Provided text:
The Recording
The Panelists
- Kevin Feasel
- Tracy Boggiano
- Mala Mahadevan
- Tom Norman
Notes: Questions and Topics
A Call for Kerberos Help
Tom kicked us off with a request for assistance around Kerberos, where he was getting an error message I hadn’t seen before:
Cannot connect to WMI provider. You do not have permission or the server is unreachable. Note that you can only manage SQL Server 2005 and later servers with SQL Server Configuration Manager.
Invalid namespace [0x8004100e]
He noticed this Microsoft Support page which explains how to fix it, but that didn’t seem to do the trick. He promises to vanquish this beast and report on it for the rest of us.
Imbalanced Classes and Confusion Matrices
Deepak reached out to me with a question. “I have a labeled data set of about 100,000 employees. I need to predict who will leave or stay with the company. This is highly imbalanced data because most of the employees stay with the company and very few leave. Thus wondering how to prepare the data for training the model? Should I first filter out the data of employees who left the company and then may be use 1000 employees who left the company and may be 200 employees who stayed with the company to train the model? If not, then which AI ML model should I use which can handle highly imbalanced data for classification?”
Answer: This is known as an imbalanced class problem. In this simple scenario, we have two possible classes: left the company (1000) and stayed with the company (99,000). This type of issue explains why accuracy is not the end-all, be-all measure for gauging prediction quality, as I can create a model which is correct 99% of the time by simply saying that everybody will stay with the company.
From there, @thedukeny nudged me into talking about a concept known as the confusion matrix. This leads to four measures in addition to accuracy:
- Positive predictive value: given that we said you would stay, how likely were you to stay?

Record excerpts:
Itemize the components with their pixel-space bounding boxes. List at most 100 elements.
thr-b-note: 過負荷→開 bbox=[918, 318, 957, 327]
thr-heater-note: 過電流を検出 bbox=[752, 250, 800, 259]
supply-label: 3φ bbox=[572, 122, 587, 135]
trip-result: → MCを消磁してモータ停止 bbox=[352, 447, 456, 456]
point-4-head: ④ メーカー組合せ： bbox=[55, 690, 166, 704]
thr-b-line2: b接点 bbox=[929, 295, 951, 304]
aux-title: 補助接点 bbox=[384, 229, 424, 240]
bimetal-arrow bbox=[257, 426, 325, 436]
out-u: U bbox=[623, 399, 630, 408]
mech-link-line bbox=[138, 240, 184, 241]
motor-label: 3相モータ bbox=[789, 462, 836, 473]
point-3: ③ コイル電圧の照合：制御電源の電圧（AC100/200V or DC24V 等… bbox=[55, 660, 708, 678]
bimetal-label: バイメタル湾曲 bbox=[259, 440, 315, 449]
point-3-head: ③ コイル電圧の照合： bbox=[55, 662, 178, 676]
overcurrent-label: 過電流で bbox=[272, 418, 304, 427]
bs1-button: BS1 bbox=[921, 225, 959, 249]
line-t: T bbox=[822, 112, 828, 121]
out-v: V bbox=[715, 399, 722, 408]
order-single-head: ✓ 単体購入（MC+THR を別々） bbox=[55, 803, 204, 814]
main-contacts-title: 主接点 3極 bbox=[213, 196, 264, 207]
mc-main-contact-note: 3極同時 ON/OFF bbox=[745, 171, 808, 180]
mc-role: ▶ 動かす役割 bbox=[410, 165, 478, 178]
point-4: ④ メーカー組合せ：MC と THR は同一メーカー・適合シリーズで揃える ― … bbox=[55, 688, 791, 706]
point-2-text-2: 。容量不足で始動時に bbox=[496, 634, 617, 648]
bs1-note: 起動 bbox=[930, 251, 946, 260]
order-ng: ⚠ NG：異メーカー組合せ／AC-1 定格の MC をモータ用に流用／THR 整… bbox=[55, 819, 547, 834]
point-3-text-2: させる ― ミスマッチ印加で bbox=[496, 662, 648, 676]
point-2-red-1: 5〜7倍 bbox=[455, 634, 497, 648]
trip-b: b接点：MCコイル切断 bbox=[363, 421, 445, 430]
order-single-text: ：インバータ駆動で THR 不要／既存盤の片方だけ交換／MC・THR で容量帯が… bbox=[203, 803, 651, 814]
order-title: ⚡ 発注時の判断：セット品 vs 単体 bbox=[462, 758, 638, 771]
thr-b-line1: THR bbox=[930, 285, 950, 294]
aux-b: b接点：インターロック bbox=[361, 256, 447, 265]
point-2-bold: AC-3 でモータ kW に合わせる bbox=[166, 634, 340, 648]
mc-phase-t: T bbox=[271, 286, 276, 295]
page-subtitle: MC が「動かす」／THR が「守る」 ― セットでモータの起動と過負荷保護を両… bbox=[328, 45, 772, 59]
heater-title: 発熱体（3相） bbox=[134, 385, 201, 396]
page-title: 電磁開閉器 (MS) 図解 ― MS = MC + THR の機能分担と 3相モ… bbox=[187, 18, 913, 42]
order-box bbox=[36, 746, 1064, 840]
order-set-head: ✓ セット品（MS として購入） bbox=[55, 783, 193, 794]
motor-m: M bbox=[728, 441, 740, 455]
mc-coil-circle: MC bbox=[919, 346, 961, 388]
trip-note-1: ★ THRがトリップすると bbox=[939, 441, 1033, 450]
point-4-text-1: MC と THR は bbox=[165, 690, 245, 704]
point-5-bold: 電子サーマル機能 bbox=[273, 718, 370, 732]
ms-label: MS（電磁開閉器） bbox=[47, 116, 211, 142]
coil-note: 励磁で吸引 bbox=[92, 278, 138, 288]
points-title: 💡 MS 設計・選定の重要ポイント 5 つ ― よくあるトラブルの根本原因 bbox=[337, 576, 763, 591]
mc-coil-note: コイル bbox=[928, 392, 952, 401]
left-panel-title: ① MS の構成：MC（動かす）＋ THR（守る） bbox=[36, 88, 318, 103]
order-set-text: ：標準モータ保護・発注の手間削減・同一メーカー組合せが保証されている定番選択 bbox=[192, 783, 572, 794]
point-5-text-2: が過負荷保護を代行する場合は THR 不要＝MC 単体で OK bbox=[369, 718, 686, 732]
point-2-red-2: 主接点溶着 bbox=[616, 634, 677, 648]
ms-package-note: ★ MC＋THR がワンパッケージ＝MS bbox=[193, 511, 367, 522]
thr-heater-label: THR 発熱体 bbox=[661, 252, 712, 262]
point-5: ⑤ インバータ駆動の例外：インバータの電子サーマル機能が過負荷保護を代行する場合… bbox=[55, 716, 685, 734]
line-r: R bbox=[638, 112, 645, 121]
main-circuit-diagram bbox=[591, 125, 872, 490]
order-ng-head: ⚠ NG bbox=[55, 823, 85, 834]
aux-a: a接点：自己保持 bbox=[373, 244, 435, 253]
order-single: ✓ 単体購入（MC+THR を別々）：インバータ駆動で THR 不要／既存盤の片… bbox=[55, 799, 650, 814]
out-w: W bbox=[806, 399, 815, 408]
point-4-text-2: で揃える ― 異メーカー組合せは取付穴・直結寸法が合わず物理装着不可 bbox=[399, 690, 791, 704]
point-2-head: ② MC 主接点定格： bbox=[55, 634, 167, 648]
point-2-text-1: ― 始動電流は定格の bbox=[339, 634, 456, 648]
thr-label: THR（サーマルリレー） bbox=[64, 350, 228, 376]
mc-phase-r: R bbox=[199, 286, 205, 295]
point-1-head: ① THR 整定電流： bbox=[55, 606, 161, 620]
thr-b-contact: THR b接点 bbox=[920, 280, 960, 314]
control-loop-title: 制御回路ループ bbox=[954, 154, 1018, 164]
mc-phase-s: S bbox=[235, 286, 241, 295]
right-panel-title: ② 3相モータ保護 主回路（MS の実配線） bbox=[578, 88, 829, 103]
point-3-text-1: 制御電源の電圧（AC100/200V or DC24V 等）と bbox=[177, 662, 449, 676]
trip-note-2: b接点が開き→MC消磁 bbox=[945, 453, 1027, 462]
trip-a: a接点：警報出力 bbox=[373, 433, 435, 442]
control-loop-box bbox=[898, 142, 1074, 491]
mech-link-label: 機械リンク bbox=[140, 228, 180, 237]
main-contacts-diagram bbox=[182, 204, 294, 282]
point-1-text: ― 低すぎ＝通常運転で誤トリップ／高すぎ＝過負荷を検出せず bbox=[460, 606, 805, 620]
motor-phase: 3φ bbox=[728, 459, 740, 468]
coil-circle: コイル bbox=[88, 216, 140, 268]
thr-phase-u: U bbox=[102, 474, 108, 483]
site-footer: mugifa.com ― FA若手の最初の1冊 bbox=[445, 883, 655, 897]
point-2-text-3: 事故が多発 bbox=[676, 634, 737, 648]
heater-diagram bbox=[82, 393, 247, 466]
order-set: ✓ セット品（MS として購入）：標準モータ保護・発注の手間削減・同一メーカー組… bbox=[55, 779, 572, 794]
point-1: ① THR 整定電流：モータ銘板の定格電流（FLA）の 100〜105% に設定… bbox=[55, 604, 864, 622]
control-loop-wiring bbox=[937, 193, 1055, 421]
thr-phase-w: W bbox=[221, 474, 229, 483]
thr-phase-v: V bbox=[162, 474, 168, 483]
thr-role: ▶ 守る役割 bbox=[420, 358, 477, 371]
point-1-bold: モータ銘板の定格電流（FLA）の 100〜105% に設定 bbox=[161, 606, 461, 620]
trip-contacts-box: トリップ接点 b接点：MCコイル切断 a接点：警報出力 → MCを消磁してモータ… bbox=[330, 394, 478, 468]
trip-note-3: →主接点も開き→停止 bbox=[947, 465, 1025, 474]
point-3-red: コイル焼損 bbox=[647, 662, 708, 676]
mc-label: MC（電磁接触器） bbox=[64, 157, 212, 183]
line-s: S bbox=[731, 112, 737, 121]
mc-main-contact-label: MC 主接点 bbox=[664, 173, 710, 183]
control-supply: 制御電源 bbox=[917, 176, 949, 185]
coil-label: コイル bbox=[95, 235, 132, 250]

Aim of the task:
Reproduce the panel notes word for word, from "The Recording" up to and including "rest of us.". The entries have no connection to the panel notes.

Answer:
The Recording
The Panelists
- Kevin Feasel
- Tracy Boggiano
- Mala Mahadevan
- Tom Norman
Notes: Questions and Topics
A Call for Kerberos Help
Tom kicked us off with a request for assistance around Kerberos, where he was getting an error message I hadn’t seen before:
Cannot connect to WMI provider. You do not have permission or the server is unreachable. Note that you can only manage SQL Server 2005 and later servers with SQL Server Configuration Manager.
Invalid namespace [0x8004100e]
He noticed this Microsoft Support page which explains how to fix it, but that didn’t seem to do the trick. He promises to vanquish this beast and report on it for the rest of us.